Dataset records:
==================================================

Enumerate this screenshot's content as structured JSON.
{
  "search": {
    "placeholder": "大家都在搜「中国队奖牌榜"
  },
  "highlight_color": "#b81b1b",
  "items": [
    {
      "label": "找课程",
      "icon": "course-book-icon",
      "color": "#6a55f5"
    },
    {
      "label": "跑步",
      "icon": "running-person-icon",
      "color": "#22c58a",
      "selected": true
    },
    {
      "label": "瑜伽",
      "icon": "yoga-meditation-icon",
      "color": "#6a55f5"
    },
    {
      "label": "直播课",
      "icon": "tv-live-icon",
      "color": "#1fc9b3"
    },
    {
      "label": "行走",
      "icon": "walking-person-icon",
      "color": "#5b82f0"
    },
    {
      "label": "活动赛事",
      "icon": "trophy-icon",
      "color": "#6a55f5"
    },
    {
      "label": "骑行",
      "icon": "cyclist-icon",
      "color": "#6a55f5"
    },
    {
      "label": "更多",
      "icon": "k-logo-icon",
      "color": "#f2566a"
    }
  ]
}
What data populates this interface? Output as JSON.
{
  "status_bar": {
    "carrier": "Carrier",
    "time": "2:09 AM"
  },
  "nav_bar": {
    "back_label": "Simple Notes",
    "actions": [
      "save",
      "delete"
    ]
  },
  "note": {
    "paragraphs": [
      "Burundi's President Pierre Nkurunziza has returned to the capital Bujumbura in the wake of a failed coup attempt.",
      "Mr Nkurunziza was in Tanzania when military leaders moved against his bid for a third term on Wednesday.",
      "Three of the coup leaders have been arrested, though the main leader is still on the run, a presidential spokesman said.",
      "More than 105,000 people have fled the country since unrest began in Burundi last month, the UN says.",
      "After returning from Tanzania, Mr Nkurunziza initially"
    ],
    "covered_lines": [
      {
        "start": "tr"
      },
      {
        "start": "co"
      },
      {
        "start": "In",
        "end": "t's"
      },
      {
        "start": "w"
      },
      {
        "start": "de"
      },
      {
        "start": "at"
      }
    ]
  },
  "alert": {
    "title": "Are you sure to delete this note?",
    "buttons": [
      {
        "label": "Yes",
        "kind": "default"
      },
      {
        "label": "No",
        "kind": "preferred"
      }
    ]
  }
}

==================================================

* _Prompt_: Reproduce the full listing exactly.

* _The answer_:
Enumerate this screenshot's content as structured JSON.
{
  "search": {
    "placeholder": "大家都在搜「中国队奖牌榜"
  },
  "highlight_color": "#b81b1b",
  "items": [
    {
      "label": "找课程",
      "icon": "course-book-icon",
      "color": "#6a55f5"
    },
    {
      "label": "跑步",
      "icon": "running-person-icon",
      "color": "#22c58a",
      "selected": true
    },
    {
      "label": "瑜伽",
      "icon": "yoga-meditation-icon",
      "color": "#6a55f5"
    },
    {
      "label": "直播课",
      "icon": "tv-live-icon",
      "color": "#1fc9b3"
    },
    {
      "label": "行走",
      "icon": "walking-person-icon",
      "color": "#5b82f0"
    },
    {
      "label": "活动赛事",
      "icon": "trophy-icon",
      "color": "#6a55f5"
    },
    {
      "label": "骑行",
      "icon": "cyclist-icon",
      "color": "#6a55f5"
    },
    {
      "label": "更多",
      "icon": "k-logo-icon",
      "color": "#f2566a"
    }
  ]
}
What data populates this interface? Output as JSON.
{
  "status_bar": {
    "carrier": "Carrier",
    "time": "2:09 AM"
  },
  "nav_bar": {
    "back_label": "Simple Notes",
    "actions": [
      "save",
      "delete"
    ]
  },
  "note": {
    "paragraphs": [
      "Burundi's President Pierre Nkurunziza has returned to the capital Bujumbura in the wake of a failed coup attempt.",
      "Mr Nkurunziza was in Tanzania when military leaders moved against his bid for a third term on Wednesday.",
      "Three of the coup leaders have been arrested, though the main leader is still on the run, a presidential spokesman said.",
      "More than 105,000 people have fled the country since unrest began in Burundi last month, the UN says.",
      "After returning from Tanzania, Mr Nkurunziza initially"
    ],
    "covered_lines": [
      {
        "start": "tr"
      },
      {
        "start": "co"
      },
      {
        "start": "In",
        "end": "t's"
      },
      {
        "start": "w"
      },
      {
        "start": "de"
      },
      {
        "start": "at"
      }
    ]
  },
  "alert": {
    "title": "Are you sure to delete this note?",
    "buttons": [
      {
        "label": "Yes",
        "kind": "default"
      },
      {
        "label": "No",
        "kind": "preferred"
      }
    ]
  }
}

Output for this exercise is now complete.